* start Data for this exercise *

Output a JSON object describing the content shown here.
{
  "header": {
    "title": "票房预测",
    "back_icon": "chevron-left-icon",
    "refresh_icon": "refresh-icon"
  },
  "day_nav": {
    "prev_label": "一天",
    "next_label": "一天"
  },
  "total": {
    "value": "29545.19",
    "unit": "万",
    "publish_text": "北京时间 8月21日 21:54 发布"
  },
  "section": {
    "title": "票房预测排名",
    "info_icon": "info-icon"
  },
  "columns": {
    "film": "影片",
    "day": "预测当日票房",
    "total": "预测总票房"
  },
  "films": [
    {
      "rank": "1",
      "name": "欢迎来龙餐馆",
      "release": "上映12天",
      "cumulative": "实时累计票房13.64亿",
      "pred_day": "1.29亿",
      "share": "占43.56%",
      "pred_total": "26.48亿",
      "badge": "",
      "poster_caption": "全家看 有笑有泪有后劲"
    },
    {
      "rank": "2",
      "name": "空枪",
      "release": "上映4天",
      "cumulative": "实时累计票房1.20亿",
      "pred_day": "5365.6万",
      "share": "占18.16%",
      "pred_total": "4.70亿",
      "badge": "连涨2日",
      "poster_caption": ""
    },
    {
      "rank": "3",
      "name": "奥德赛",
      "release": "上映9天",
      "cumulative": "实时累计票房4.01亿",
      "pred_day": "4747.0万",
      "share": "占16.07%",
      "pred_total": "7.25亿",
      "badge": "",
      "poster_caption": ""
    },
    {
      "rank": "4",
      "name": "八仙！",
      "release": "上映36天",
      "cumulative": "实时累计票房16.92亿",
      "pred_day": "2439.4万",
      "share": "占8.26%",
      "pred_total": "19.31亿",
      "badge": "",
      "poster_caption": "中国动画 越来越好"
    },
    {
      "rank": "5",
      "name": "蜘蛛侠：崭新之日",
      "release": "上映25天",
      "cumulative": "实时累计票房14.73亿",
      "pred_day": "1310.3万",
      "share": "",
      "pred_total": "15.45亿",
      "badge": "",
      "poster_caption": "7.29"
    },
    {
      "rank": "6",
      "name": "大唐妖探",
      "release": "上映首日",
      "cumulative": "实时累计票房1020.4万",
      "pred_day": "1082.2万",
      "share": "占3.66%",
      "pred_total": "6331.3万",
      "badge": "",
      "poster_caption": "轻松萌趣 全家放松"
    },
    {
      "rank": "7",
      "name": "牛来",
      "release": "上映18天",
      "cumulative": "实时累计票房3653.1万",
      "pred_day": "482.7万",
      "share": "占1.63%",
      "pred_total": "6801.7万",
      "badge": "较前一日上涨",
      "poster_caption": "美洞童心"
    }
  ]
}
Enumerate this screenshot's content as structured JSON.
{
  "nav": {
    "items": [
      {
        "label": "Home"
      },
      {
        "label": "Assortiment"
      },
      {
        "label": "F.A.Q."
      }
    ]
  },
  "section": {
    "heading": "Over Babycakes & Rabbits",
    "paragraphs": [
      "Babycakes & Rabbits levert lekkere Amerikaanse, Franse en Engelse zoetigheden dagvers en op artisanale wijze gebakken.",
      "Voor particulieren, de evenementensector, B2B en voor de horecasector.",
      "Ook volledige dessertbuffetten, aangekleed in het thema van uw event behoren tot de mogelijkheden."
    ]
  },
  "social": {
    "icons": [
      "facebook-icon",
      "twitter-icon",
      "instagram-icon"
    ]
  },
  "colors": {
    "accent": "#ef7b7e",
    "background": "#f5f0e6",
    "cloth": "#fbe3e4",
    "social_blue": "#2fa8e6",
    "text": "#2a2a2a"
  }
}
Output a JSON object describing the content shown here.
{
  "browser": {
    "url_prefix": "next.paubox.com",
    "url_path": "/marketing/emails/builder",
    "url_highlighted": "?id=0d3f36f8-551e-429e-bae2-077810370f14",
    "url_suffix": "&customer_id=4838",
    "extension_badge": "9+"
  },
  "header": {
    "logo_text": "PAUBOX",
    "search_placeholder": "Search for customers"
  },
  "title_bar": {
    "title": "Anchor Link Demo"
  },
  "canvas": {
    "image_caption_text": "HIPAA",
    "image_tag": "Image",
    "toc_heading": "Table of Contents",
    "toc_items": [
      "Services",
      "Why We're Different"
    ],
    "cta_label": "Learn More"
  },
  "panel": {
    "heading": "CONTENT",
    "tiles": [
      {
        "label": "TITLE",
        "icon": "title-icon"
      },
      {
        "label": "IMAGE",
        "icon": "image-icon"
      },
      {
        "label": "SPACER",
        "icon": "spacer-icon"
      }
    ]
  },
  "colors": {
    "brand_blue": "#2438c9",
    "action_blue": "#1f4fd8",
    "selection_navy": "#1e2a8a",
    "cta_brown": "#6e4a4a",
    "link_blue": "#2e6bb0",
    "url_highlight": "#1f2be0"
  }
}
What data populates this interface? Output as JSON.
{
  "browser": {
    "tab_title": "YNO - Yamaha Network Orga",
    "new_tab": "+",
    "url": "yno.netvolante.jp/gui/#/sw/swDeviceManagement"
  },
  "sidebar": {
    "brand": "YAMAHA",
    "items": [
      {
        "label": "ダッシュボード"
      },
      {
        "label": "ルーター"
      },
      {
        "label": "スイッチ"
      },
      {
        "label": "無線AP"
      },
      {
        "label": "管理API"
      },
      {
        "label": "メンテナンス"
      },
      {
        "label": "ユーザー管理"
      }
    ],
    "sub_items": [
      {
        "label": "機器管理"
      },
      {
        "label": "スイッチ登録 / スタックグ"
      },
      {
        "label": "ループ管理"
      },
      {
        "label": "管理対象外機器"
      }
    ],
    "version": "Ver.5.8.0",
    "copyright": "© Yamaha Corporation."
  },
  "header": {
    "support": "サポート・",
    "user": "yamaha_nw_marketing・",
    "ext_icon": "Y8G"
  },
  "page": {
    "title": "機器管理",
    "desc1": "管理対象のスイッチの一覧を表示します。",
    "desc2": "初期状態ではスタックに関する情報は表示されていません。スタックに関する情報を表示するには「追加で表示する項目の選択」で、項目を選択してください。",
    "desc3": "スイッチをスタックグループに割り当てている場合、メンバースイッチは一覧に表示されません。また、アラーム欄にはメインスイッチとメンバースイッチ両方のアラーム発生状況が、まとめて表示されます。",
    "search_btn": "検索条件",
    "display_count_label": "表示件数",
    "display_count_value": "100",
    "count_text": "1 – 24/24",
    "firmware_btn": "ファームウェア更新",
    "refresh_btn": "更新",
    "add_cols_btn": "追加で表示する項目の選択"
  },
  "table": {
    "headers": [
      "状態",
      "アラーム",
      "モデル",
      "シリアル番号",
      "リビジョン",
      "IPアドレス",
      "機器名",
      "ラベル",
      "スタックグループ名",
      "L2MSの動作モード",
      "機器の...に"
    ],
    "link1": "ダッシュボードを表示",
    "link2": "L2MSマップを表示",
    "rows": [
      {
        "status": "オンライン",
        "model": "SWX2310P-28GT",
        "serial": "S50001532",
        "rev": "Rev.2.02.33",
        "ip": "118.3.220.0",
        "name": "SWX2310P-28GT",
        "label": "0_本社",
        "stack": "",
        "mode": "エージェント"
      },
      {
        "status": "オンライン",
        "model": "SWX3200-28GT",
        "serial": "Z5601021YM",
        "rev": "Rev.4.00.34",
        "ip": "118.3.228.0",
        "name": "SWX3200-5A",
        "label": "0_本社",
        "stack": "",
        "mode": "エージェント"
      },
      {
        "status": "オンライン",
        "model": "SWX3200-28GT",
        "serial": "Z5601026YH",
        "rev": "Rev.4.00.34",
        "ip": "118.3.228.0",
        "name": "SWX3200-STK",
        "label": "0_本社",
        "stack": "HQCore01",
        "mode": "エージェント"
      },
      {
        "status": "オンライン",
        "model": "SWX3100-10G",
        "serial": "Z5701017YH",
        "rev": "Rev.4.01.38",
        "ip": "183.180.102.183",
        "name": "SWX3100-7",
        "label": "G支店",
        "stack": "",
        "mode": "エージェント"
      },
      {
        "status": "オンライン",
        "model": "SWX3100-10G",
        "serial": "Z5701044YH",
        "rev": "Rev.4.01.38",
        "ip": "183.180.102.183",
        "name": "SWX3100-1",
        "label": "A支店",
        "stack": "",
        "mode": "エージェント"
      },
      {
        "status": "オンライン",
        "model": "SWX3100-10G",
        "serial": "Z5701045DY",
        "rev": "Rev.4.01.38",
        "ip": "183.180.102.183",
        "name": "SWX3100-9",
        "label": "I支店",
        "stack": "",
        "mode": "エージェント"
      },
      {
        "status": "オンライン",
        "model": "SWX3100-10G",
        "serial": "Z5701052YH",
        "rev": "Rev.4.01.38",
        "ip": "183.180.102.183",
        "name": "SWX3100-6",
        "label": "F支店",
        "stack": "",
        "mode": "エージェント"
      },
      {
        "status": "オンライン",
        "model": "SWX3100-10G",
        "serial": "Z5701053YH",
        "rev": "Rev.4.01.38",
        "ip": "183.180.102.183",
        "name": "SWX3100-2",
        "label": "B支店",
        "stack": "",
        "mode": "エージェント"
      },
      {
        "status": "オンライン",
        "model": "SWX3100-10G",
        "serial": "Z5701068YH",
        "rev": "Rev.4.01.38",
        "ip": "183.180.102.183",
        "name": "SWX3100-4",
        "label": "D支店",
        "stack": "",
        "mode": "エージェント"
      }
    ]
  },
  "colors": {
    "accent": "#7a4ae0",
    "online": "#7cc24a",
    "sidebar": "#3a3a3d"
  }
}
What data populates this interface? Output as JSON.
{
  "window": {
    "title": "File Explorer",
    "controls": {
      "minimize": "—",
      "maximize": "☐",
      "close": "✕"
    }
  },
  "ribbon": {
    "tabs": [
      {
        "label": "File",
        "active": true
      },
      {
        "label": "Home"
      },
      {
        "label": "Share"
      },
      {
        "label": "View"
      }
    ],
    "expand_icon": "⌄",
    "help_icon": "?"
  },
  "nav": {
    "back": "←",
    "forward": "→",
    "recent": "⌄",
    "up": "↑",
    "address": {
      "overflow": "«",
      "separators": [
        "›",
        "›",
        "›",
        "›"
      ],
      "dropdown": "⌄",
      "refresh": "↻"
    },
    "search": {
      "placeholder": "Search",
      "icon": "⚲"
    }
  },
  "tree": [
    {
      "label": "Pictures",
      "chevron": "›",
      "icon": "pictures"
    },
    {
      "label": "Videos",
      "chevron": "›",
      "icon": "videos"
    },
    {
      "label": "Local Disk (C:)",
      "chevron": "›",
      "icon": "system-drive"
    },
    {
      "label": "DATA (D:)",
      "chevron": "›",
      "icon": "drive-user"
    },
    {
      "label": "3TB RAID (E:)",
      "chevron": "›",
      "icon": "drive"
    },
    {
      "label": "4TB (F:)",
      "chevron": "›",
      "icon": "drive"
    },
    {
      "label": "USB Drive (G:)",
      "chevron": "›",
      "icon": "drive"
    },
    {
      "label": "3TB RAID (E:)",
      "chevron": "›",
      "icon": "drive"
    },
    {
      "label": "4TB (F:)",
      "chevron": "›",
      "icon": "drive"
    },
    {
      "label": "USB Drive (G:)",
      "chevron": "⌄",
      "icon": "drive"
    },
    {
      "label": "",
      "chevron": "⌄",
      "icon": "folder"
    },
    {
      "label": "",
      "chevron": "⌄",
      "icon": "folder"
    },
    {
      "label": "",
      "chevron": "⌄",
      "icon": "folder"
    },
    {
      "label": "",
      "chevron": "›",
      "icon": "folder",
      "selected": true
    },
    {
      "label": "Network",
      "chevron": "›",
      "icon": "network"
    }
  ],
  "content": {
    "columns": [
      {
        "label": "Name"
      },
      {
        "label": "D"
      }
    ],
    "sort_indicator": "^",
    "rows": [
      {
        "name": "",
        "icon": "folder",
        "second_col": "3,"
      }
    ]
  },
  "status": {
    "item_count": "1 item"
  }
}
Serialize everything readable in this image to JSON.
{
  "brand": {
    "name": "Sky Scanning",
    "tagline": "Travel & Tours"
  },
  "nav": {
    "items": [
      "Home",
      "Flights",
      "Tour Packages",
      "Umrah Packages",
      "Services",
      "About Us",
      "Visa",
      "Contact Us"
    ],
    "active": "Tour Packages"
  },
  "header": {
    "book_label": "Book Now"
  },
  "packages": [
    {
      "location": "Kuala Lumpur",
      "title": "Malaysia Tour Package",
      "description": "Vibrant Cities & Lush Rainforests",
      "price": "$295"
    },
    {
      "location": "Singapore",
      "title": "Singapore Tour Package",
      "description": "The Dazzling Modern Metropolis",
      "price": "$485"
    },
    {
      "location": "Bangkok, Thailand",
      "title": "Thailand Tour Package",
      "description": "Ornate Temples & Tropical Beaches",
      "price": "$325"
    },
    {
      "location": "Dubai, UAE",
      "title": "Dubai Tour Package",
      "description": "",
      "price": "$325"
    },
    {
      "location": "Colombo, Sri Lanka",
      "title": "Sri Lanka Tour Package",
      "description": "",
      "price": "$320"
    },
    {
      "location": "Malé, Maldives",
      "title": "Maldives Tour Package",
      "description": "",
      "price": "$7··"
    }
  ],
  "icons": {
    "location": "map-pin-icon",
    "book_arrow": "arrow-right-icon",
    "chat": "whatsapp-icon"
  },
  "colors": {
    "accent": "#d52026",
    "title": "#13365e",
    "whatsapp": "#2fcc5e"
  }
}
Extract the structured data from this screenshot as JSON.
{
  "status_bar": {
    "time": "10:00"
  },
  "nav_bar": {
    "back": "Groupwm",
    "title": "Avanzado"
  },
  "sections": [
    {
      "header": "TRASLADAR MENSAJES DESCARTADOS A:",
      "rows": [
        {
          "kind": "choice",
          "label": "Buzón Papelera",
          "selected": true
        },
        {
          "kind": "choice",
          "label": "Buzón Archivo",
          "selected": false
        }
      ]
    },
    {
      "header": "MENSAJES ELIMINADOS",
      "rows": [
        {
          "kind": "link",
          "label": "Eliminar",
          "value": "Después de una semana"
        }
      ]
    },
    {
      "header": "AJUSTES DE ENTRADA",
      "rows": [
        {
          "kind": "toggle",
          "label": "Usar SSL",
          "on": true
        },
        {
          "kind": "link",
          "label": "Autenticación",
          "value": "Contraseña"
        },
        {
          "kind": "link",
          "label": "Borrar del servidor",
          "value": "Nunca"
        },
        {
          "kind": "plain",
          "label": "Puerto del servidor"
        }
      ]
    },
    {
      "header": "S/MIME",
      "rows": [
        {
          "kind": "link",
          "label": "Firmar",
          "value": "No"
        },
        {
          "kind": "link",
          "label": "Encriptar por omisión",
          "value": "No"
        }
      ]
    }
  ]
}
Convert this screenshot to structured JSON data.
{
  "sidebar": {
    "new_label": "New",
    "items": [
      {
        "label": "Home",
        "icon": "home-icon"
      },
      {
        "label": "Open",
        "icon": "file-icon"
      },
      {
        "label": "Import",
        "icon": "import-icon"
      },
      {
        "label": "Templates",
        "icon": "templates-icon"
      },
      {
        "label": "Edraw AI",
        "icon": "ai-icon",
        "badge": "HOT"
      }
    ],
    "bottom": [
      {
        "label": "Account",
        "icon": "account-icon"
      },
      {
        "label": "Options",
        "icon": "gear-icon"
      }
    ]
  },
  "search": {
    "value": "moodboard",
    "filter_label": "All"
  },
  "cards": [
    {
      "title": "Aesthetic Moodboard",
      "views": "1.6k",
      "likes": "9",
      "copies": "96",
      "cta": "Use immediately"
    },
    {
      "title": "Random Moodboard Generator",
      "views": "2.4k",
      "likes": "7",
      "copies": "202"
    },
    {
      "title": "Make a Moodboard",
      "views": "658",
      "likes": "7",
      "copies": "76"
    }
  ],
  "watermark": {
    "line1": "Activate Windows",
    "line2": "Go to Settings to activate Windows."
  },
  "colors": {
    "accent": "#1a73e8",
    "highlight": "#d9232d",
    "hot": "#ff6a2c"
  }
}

* end Data for this exercise *

* Stated exercise
Copy out exactly the lines from the line with "Convert this screenshot" to the end of the listing, including both of those lines, and give nothing else.

* Task answer
Convert this screenshot to structured JSON data.
{
  "sidebar": {
    "new_label": "New",
    "items": [
      {
        "label": "Home",
        "icon": "home-icon"
      },
      {
        "label": "Open",
        "icon": "file-icon"
      },
      {
        "label": "Import",
        "icon": "import-icon"
      },
      {
        "label": "Templates",
        "icon": "templates-icon"
      },
      {
        "label": "Edraw AI",
        "icon": "ai-icon",
        "badge": "HOT"
      }
    ],
    "bottom": [
      {
        "label": "Account",
        "icon": "account-icon"
      },
      {
        "label": "Options",
        "icon": "gear-icon"
      }
    ]
  },
  "search": {
    "value": "moodboard",
    "filter_label": "All"
  },
  "cards": [
    {
      "title": "Aesthetic Moodboard",
      "views": "1.6k",
      "likes": "9",
      "copies": "96",
      "cta": "Use immediately"
    },
    {
      "title": "Random Moodboard Generator",
      "views": "2.4k",
      "likes": "7",
      "copies": "202"
    },
    {
      "title": "Make a Moodboard",
      "views": "658",
      "likes": "7",
      "copies": "76"
    }
  ],
  "watermark": {
    "line1": "Activate Windows",
    "line2": "Go to Settings to activate Windows."
  },
  "colors": {
    "accent": "#1a73e8",
    "highlight": "#d9232d",
    "hot": "#ff6a2c"
  }
}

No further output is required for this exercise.